• _DIRECTIONS_
Output the data word for word, dropping every image.

• _GIVEN RECORDS_
** BEGIN **
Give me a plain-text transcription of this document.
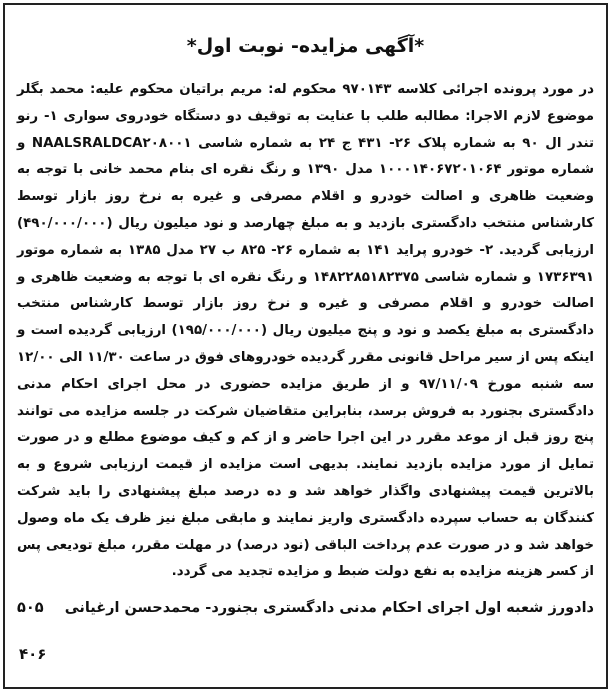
*آگهی مزایده- نوبت اول*

در مورد پرونده اجرائی کلاسه ۹۷۰۱۴۳ محکوم له: مریم براتیان محکوم علیه: محمد بگلر موضوع لازم الاجرا: مطالبه طلب با عنایت به توقیف دو دستگاه خودروی سواری ۱- رنو تندر ال ۹۰ به شماره پلاک ۲۶- ۴۳۱ ج ۲۴ به شماره شاسی NAALSRALDCA۲۰۸۰۰۱ و شماره موتور ۱۰۰۰۱۴۰۶۷۲۰۱۰۶۴ مدل ۱۳۹۰ و رنگ نقره ای بنام محمد خانی با توجه به وضعیت ظاهری و اصالت خودرو و اقلام مصرفی و غیره به نرخ روز بازار توسط کارشناس منتخب دادگستری بازدید و به مبلغ چهارصد و نود میلیون ریال (۴۹۰/۰۰۰/۰۰۰) ارزیابی گردید. ۲- خودرو پراید ۱۴۱ به شماره ۲۶- ۸۲۵ ب ۲۷ مدل ۱۳۸۵ به شماره موتور ۱۷۳۶۳۹۱ و شماره شاسی ۱۴۸۲۲۸۵۱۸۲۳۷۵ و رنگ نقره ای با توجه به وضعیت ظاهری و اصالت خودرو و اقلام مصرفی و غیره و نرخ روز بازار توسط کارشناس منتخب دادگستری به مبلغ یکصد و نود و پنج میلیون ریال (۱۹۵/۰۰۰/۰۰۰) ارزیابی گردیده است و اینکه پس از سیر مراحل قانونی مقرر گردیده خودروهای فوق در ساعت ۱۱/۳۰ الی ۱۲/۰۰ سه شنبه مورخ ۹۷/۱۱/۰۹ و از طریق مزایده حضوری در محل اجرای احکام مدنی دادگستری بجنورد به فروش برسد، بنابراین متقاضیان شرکت در جلسه مزایده می توانند پنج روز قبل از موعد مقرر در این اجرا حاضر و از کم و کیف موضوع مطلع و در صورت تمایل از مورد مزایده بازدید نمایند. بدیهی است مزایده از قیمت ارزیابی شروع و به بالاترین قیمت پیشنهادی واگذار خواهد شد و ده درصد مبلغ پیشنهادی را باید شرکت کنندگان به حساب سپرده دادگستری واریز نمایند و مابقی مبلغ نیز ظرف یک ماه وصول خواهد شد و در صورت عدم پرداخت الباقی (نود درصد) در مهلت مقرر، مبلغ تودیعی پس از کسر هزینه مزایده به نفع دولت ضبط و مزایده تجدید می گردد.

دادورز شعبه اول اجرای احکام مدنی دادگستری بجنورد- محمدحسن ارغیانی
۵۰۵
۴۰۶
** END **
• _COMPLETED TASK_
Give me a plain-text transcription of this document.
*آگهی مزایده- نوبت اول*

در مورد پرونده اجرائی کلاسه ۹۷۰۱۴۳ محکوم له: مریم براتیان محکوم علیه: محمد بگلر موضوع لازم الاجرا: مطالبه طلب با عنایت به توقیف دو دستگاه خودروی سواری ۱- رنو تندر ال ۹۰ به شماره پلاک ۲۶- ۴۳۱ ج ۲۴ به شماره شاسی NAALSRALDCA۲۰۸۰۰۱ و شماره موتور ۱۰۰۰۱۴۰۶۷۲۰۱۰۶۴ مدل ۱۳۹۰ و رنگ نقره ای بنام محمد خانی با توجه به وضعیت ظاهری و اصالت خودرو و اقلام مصرفی و غیره به نرخ روز بازار توسط کارشناس منتخب دادگستری بازدید و به مبلغ چهارصد و نود میلیون ریال (۴۹۰/۰۰۰/۰۰۰) ارزیابی گردید. ۲- خودرو پراید ۱۴۱ به شماره ۲۶- ۸۲۵ ب ۲۷ مدل ۱۳۸۵ به شماره موتور ۱۷۳۶۳۹۱ و شماره شاسی ۱۴۸۲۲۸۵۱۸۲۳۷۵ و رنگ نقره ای با توجه به وضعیت ظاهری و اصالت خودرو و اقلام مصرفی و غیره و نرخ روز بازار توسط کارشناس منتخب دادگستری به مبلغ یکصد و نود و پنج میلیون ریال (۱۹۵/۰۰۰/۰۰۰) ارزیابی گردیده است و اینکه پس از سیر مراحل قانونی مقرر گردیده خودروهای فوق در ساعت ۱۱/۳۰ الی ۱۲/۰۰ سه شنبه مورخ ۹۷/۱۱/۰۹ و از طریق مزایده حضوری در محل اجرای احکام مدنی دادگستری بجنورد به فروش برسد، بنابراین متقاضیان شرکت در جلسه مزایده می توانند پنج روز قبل از موعد مقرر در این اجرا حاضر و از کم و کیف موضوع مطلع و در صورت تمایل از مورد مزایده بازدید نمایند. بدیهی است مزایده از قیمت ارزیابی شروع و به بالاترین قیمت پیشنهادی واگذار خواهد شد و ده درصد مبلغ پیشنهادی را باید شرکت کنندگان به حساب سپرده دادگستری واریز نمایند و مابقی مبلغ نیز ظرف یک ماه وصول خواهد شد و در صورت عدم پرداخت الباقی (نود درصد) در مهلت مقرر، مبلغ تودیعی پس از کسر هزینه مزایده به نفع دولت ضبط و مزایده تجدید می گردد.

دادورز شعبه اول اجرای احکام مدنی دادگستری بجنورد- محمدحسن ارغیانی
۵۰۵
۴۰۶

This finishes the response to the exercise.